::: Supplied entries
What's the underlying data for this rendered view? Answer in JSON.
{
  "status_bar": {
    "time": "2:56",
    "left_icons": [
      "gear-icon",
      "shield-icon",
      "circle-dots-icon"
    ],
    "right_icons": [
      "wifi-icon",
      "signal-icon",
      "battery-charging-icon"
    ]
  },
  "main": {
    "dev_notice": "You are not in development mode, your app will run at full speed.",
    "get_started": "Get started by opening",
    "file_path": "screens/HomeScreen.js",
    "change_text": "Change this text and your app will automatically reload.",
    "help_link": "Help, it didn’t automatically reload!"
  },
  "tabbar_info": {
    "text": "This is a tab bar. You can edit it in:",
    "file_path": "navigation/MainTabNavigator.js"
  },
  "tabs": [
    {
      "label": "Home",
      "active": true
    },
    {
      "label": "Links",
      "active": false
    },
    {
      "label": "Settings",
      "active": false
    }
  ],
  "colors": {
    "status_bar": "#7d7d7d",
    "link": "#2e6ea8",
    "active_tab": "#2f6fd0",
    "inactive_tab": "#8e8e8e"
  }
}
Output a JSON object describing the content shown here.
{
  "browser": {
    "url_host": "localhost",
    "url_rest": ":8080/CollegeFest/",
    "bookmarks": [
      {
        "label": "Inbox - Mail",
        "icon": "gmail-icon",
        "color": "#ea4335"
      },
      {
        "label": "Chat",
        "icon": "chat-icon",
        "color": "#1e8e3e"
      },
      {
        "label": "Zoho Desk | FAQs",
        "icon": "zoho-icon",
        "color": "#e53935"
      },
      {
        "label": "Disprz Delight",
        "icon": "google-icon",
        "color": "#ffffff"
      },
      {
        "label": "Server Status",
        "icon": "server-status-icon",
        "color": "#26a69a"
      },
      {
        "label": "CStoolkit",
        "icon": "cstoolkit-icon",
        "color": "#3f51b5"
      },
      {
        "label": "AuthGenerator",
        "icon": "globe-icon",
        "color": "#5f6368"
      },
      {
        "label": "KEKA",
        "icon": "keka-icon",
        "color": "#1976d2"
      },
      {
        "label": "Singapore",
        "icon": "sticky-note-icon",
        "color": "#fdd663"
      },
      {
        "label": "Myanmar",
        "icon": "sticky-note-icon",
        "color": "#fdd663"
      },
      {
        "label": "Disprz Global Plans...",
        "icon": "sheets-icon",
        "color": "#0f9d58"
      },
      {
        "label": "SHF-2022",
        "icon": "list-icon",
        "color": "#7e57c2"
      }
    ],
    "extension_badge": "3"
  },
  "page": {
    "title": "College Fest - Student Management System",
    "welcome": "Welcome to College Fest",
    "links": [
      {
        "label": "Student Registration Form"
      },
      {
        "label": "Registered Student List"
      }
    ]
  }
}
::::::
What to produce — The records above should all be quoted exactly, please.

Finished answer —
What's the underlying data for this rendered view? Answer in JSON.
{
  "status_bar": {
    "time": "2:56",
    "left_icons": [
      "gear-icon",
      "shield-icon",
      "circle-dots-icon"
    ],
    "right_icons": [
      "wifi-icon",
      "signal-icon",
      "battery-charging-icon"
    ]
  },
  "main": {
    "dev_notice": "You are not in development mode, your app will run at full speed.",
    "get_started": "Get started by opening",
    "file_path": "screens/HomeScreen.js",
    "change_text": "Change this text and your app will automatically reload.",
    "help_link": "Help, it didn’t automatically reload!"
  },
  "tabbar_info": {
    "text": "This is a tab bar. You can edit it in:",
    "file_path": "navigation/MainTabNavigator.js"
  },
  "tabs": [
    {
      "label": "Home",
      "active": true
    },
    {
      "label": "Links",
      "active": false
    },
    {
      "label": "Settings",
      "active": false
    }
  ],
  "colors": {
    "status_bar": "#7d7d7d",
    "link": "#2e6ea8",
    "active_tab": "#2f6fd0",
    "inactive_tab": "#8e8e8e"
  }
}
Output a JSON object describing the content shown here.
{
  "browser": {
    "url_host": "localhost",
    "url_rest": ":8080/CollegeFest/",
    "bookmarks": [
      {
        "label": "Inbox - Mail",
        "icon": "gmail-icon",
        "color": "#ea4335"
      },
      {
        "label": "Chat",
        "icon": "chat-icon",
        "color": "#1e8e3e"
      },
      {
        "label": "Zoho Desk | FAQs",
        "icon": "zoho-icon",
        "color": "#e53935"
      },
      {
        "label": "Disprz Delight",
        "icon": "google-icon",
        "color": "#ffffff"
      },
      {
        "label": "Server Status",
        "icon": "server-status-icon",
        "color": "#26a69a"
      },
      {
        "label": "CStoolkit",
        "icon": "cstoolkit-icon",
        "color": "#3f51b5"
      },
      {
        "label": "AuthGenerator",
        "icon": "globe-icon",
        "color": "#5f6368"
      },
      {
        "label": "KEKA",
        "icon": "keka-icon",
        "color": "#1976d2"
      },
      {
        "label": "Singapore",
        "icon": "sticky-note-icon",
        "color": "#fdd663"
      },
      {
        "label": "Myanmar",
        "icon": "sticky-note-icon",
        "color": "#fdd663"
      },
      {
        "label": "Disprz Global Plans...",
        "icon": "sheets-icon",
        "color": "#0f9d58"
      },
      {
        "label": "SHF-2022",
        "icon": "list-icon",
        "color": "#7e57c2"
      }
    ],
    "extension_badge": "3"
  },
  "page": {
    "title": "College Fest - Student Management System",
    "welcome": "Welcome to College Fest",
    "links": [
      {
        "label": "Student Registration Form"
      },
      {
        "label": "Registered Student List"
      }
    ]
  }
}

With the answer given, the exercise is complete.